* [Material provided]
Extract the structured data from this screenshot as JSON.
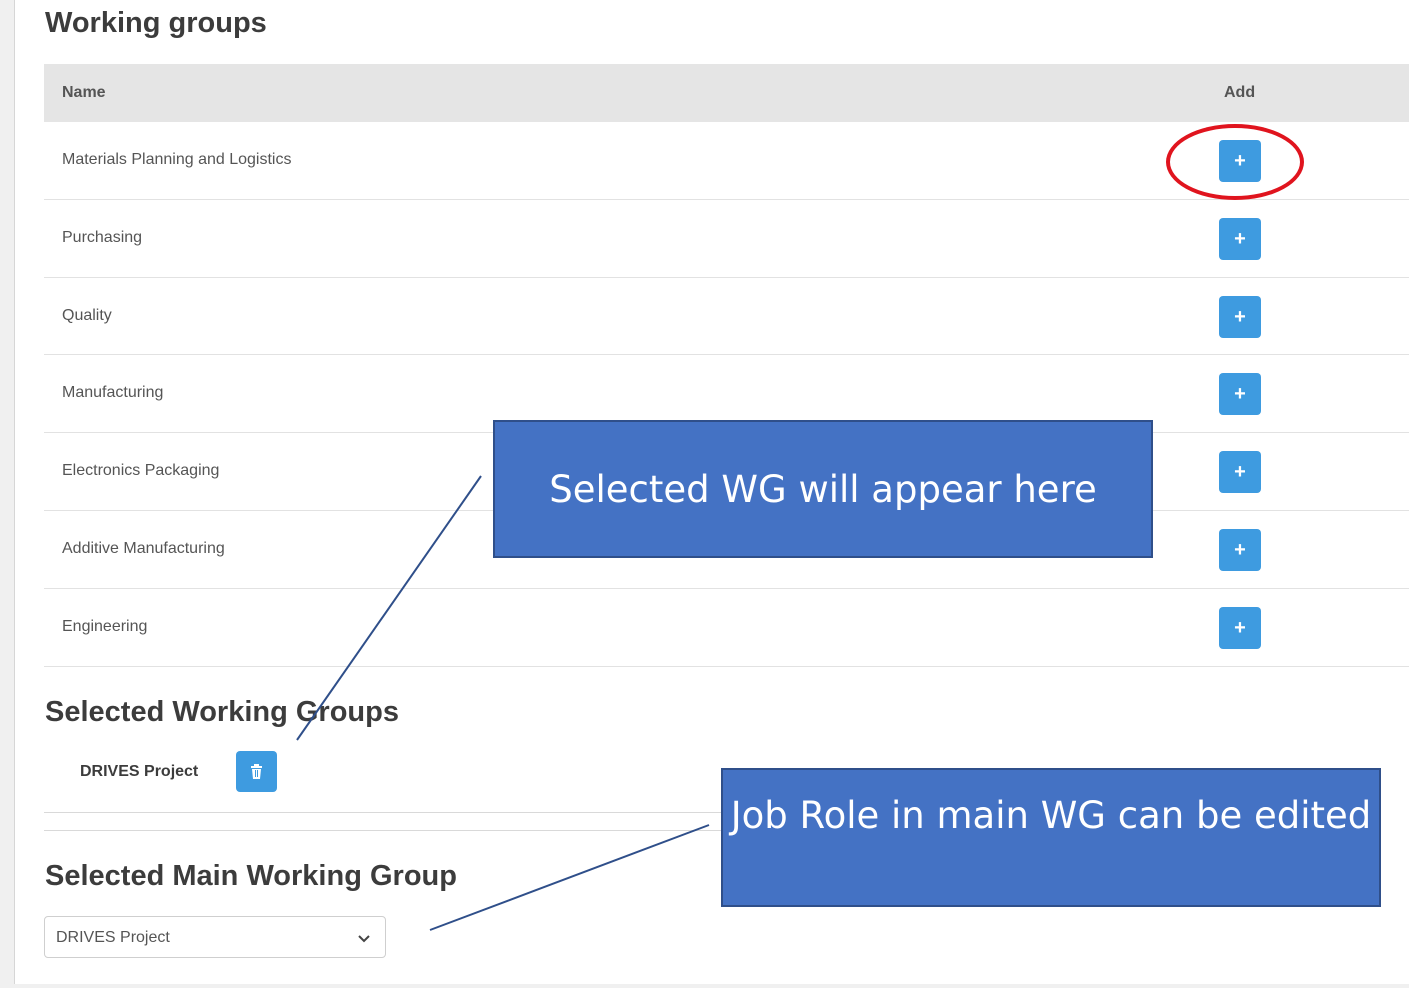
{
  "working_groups": {
    "title": "Working groups",
    "columns": {
      "name": "Name",
      "add": "Add"
    },
    "rows": [
      {
        "name": "Materials Planning and Logistics"
      },
      {
        "name": "Purchasing"
      },
      {
        "name": "Quality"
      },
      {
        "name": "Manufacturing"
      },
      {
        "name": "Electronics Packaging"
      },
      {
        "name": "Additive Manufacturing"
      },
      {
        "name": "Engineering"
      }
    ],
    "add_label": "+"
  },
  "selected": {
    "title": "Selected Working Groups",
    "items": [
      {
        "name": "DRIVES Project"
      }
    ]
  },
  "main_group": {
    "title": "Selected Main Working Group",
    "selected_value": "DRIVES Project"
  },
  "annotations": {
    "callout_1": "Selected WG will appear here",
    "callout_2": "Job Role in main WG can be edited"
  },
  "colors": {
    "accent": "#3e9be0",
    "callout": "#4472c4",
    "highlight": "#e0141e"
  }
}
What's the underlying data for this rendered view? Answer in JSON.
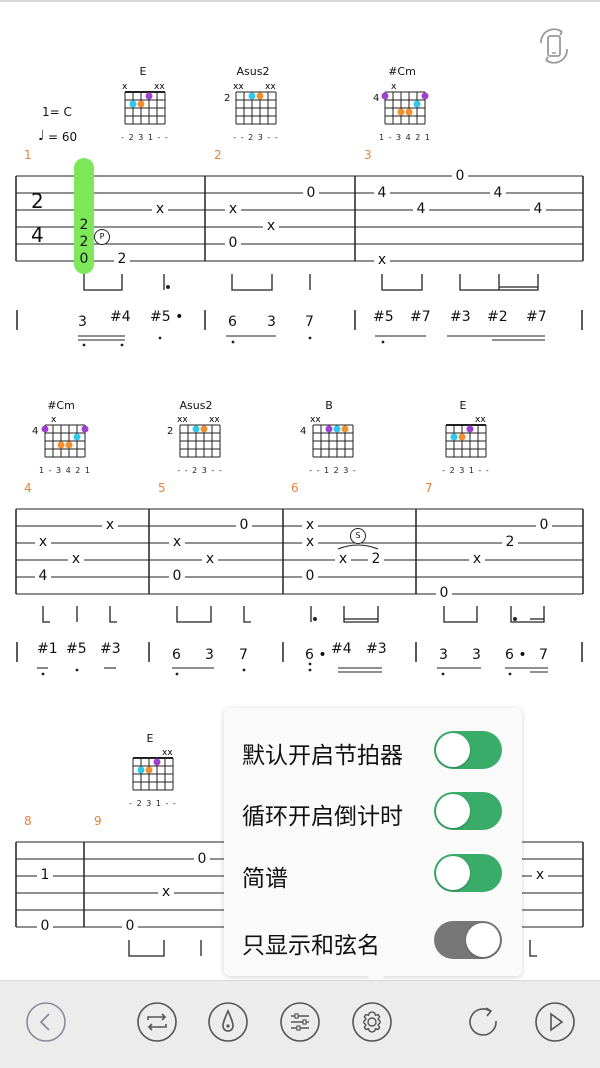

* [Objective] Word for word, quote the lines above. Omit the pictures.

* [Output]
Extract the structured data from this screenshot as JSON.
{
  "working_groups": {
    "title": "Working groups",
    "columns": {
      "name": "Name",
      "add": "Add"
    },
    "rows": [
      {
        "name": "Materials Planning and Logistics"
      },
      {
        "name": "Purchasing"
      },
      {
        "name": "Quality"
      },
      {
        "name": "Manufacturing"
      },
      {
        "name": "Electronics Packaging"
      },
      {
        "name": "Additive Manufacturing"
      },
      {
        "name": "Engineering"
      }
    ],
    "add_label": "+"
  },
  "selected": {
    "title": "Selected Working Groups",
    "items": [
      {
        "name": "DRIVES Project"
      }
    ]
  },
  "main_group": {
    "title": "Selected Main Working Group",
    "selected_value": "DRIVES Project"
  },
  "annotations": {
    "callout_1": "Selected WG will appear here",
    "callout_2": "Job Role in main WG can be edited"
  },
  "colors": {
    "accent": "#3e9be0",
    "callout": "#4472c4",
    "highlight": "#e0141e"
  }
}
What's the underlying data for this rendered view? Answer in JSON.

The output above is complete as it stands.